**Task input**

---

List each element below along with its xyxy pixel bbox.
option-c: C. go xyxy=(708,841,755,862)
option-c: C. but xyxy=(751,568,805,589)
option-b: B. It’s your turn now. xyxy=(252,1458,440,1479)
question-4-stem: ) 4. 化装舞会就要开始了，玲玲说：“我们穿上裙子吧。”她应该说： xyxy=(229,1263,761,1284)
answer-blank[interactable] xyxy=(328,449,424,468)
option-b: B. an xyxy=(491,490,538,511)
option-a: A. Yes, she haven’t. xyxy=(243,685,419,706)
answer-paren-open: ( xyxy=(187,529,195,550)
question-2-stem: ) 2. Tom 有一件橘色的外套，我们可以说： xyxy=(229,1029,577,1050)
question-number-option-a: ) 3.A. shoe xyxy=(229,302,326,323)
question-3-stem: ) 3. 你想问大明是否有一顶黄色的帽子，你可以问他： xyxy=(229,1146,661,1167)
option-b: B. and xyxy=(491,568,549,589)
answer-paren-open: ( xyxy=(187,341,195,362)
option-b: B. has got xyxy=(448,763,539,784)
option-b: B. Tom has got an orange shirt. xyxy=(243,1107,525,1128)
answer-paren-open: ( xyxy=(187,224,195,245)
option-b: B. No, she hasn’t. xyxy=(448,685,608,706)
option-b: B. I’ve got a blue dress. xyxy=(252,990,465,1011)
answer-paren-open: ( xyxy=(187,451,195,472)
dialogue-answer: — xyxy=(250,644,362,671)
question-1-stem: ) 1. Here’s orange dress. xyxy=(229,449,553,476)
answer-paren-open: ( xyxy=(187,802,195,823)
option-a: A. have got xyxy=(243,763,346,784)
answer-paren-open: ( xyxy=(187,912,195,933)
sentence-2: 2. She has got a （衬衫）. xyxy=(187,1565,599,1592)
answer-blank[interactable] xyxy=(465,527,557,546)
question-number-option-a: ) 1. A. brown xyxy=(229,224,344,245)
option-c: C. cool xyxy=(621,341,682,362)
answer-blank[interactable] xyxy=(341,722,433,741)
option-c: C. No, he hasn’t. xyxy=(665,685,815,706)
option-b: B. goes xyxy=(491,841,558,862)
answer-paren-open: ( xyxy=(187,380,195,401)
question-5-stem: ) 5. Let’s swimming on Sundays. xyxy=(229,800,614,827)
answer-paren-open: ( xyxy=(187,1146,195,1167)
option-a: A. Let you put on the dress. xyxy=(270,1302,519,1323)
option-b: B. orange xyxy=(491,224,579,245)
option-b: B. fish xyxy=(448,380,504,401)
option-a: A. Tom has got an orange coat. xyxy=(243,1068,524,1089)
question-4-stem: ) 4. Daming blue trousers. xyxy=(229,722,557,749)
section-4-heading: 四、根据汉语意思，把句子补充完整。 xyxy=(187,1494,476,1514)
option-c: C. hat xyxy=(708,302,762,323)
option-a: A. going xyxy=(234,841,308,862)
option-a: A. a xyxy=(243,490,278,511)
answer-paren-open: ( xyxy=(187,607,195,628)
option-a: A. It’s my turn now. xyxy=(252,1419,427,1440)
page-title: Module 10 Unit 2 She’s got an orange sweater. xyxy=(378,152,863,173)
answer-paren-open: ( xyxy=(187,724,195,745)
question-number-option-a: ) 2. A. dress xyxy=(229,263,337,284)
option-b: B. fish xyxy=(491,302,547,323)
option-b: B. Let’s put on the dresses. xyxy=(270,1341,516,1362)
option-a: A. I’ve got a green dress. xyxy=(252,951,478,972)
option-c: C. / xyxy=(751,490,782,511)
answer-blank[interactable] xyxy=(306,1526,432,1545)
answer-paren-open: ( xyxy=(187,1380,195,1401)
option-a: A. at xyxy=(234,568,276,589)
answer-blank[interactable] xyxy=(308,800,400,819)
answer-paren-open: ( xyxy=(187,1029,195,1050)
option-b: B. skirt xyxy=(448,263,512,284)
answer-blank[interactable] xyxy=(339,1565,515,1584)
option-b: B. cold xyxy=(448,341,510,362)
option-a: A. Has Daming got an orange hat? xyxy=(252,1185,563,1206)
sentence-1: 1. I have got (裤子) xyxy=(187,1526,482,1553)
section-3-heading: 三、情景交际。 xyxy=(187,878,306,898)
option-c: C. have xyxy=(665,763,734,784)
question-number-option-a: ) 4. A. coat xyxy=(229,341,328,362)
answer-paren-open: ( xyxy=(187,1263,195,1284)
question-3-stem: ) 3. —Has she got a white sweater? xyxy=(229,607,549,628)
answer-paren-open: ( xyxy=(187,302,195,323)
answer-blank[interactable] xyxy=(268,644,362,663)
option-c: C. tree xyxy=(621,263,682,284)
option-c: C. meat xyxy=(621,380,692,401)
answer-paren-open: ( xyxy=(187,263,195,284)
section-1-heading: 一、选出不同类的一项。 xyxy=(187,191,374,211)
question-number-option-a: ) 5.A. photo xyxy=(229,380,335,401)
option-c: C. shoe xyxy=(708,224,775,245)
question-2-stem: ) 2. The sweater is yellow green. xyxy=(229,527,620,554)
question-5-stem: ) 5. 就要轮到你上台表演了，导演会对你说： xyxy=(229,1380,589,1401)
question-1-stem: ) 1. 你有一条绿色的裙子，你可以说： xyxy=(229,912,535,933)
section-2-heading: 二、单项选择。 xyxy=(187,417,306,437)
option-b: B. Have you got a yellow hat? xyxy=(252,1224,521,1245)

---

**Instruction**
Rewrite each line of the listing above as a numbered list, dropping any blank lines.

**Solved problem**
1. List each element below along with its xyxy pixel bbox.
2. option-c: C. go xyxy=(708,841,755,862)
3. option-c: C. but xyxy=(751,568,805,589)
4. option-b: B. It’s your turn now. xyxy=(252,1458,440,1479)
5. question-4-stem: ) 4. 化装舞会就要开始了，玲玲说：“我们穿上裙子吧。”她应该说： xyxy=(229,1263,761,1284)
6. answer-blank[interactable] xyxy=(328,449,424,468)
7. option-b: B. an xyxy=(491,490,538,511)
8. option-a: A. Yes, she haven’t. xyxy=(243,685,419,706)
9. answer-paren-open: ( xyxy=(187,529,195,550)
10. question-2-stem: ) 2. Tom 有一件橘色的外套，我们可以说： xyxy=(229,1029,577,1050)
11. question-number-option-a: ) 3.A. shoe xyxy=(229,302,326,323)
12. question-3-stem: ) 3. 你想问大明是否有一顶黄色的帽子，你可以问他： xyxy=(229,1146,661,1167)
13. option-b: B. and xyxy=(491,568,549,589)
14. answer-paren-open: ( xyxy=(187,341,195,362)
15. option-b: B. has got xyxy=(448,763,539,784)
16. option-b: B. Tom has got an orange shirt. xyxy=(243,1107,525,1128)
17. answer-paren-open: ( xyxy=(187,224,195,245)
18. option-b: B. No, she hasn’t. xyxy=(448,685,608,706)
19. option-b: B. I’ve got a blue dress. xyxy=(252,990,465,1011)
20. answer-paren-open: ( xyxy=(187,451,195,472)
21. dialogue-answer: — xyxy=(250,644,362,671)
22. question-1-stem: ) 1. Here’s orange dress. xyxy=(229,449,553,476)
23. answer-paren-open: ( xyxy=(187,802,195,823)
24. option-a: A. have got xyxy=(243,763,346,784)
25. answer-paren-open: ( xyxy=(187,912,195,933)
26. sentence-2: 2. She has got a （衬衫）. xyxy=(187,1565,599,1592)
27. answer-blank[interactable] xyxy=(465,527,557,546)
28. question-number-option-a: ) 1. A. brown xyxy=(229,224,344,245)
29. option-c: C. cool xyxy=(621,341,682,362)
30. answer-blank[interactable] xyxy=(341,722,433,741)
31. option-c: C. No, he hasn’t. xyxy=(665,685,815,706)
32. option-b: B. goes xyxy=(491,841,558,862)
33. answer-paren-open: ( xyxy=(187,380,195,401)
34. question-5-stem: ) 5. Let’s swimming on Sundays. xyxy=(229,800,614,827)
35. answer-paren-open: ( xyxy=(187,1146,195,1167)
36. option-a: A. Let you put on the dress. xyxy=(270,1302,519,1323)
37. option-b: B. orange xyxy=(491,224,579,245)
38. option-b: B. fish xyxy=(448,380,504,401)
39. option-a: A. Tom has got an orange coat. xyxy=(243,1068,524,1089)
40. question-4-stem: ) 4. Daming blue trousers. xyxy=(229,722,557,749)
41. section-4-heading: 四、根据汉语意思，把句子补充完整。 xyxy=(187,1494,476,1514)
42. option-c: C. hat xyxy=(708,302,762,323)
43. option-a: A. going xyxy=(234,841,308,862)
44. option-a: A. a xyxy=(243,490,278,511)
45. answer-paren-open: ( xyxy=(187,607,195,628)
46. option-a: A. It’s my turn now. xyxy=(252,1419,427,1440)
47. page-title: Module 10 Unit 2 She’s got an orange sweater. xyxy=(378,152,863,173)
48. answer-paren-open: ( xyxy=(187,724,195,745)
49. question-number-option-a: ) 2. A. dress xyxy=(229,263,337,284)
50. option-b: B. fish xyxy=(491,302,547,323)
51. option-b: B. Let’s put on the dresses. xyxy=(270,1341,516,1362)
52. option-a: A. I’ve got a green dress. xyxy=(252,951,478,972)
53. option-c: C. / xyxy=(751,490,782,511)
54. answer-blank[interactable] xyxy=(306,1526,432,1545)
55. answer-paren-open: ( xyxy=(187,1380,195,1401)
56. option-a: A. at xyxy=(234,568,276,589)
57. answer-blank[interactable] xyxy=(308,800,400,819)
58. answer-paren-open: ( xyxy=(187,1029,195,1050)
59. option-b: B. skirt xyxy=(448,263,512,284)
60. answer-blank[interactable] xyxy=(339,1565,515,1584)
61. option-b: B. cold xyxy=(448,341,510,362)
62. option-a: A. Has Daming got an orange hat? xyxy=(252,1185,563,1206)
63. sentence-1: 1. I have got (裤子) xyxy=(187,1526,482,1553)
64. section-3-heading: 三、情景交际。 xyxy=(187,878,306,898)
65. option-c: C. have xyxy=(665,763,734,784)
66. question-number-option-a: ) 4. A. coat xyxy=(229,341,328,362)
67. answer-paren-open: ( xyxy=(187,1263,195,1284)
68. question-3-stem: ) 3. —Has she got a white sweater? xyxy=(229,607,549,628)
69. answer-paren-open: ( xyxy=(187,302,195,323)
70. answer-blank[interactable] xyxy=(268,644,362,663)
71. option-c: C. tree xyxy=(621,263,682,284)
72. option-c: C. meat xyxy=(621,380,692,401)
73. answer-paren-open: ( xyxy=(187,263,195,284)
74. section-1-heading: 一、选出不同类的一项。 xyxy=(187,191,374,211)
75. question-number-option-a: ) 5.A. photo xyxy=(229,380,335,401)
76. option-c: C. shoe xyxy=(708,224,775,245)
77. question-2-stem: ) 2. The sweater is yellow green. xyxy=(229,527,620,554)
78. question-5-stem: ) 5. 就要轮到你上台表演了，导演会对你说： xyxy=(229,1380,589,1401)
79. question-1-stem: ) 1. 你有一条绿色的裙子，你可以说： xyxy=(229,912,535,933)
80. section-2-heading: 二、单项选择。 xyxy=(187,417,306,437)
81. option-b: B. Have you got a yellow hat? xyxy=(252,1224,521,1245)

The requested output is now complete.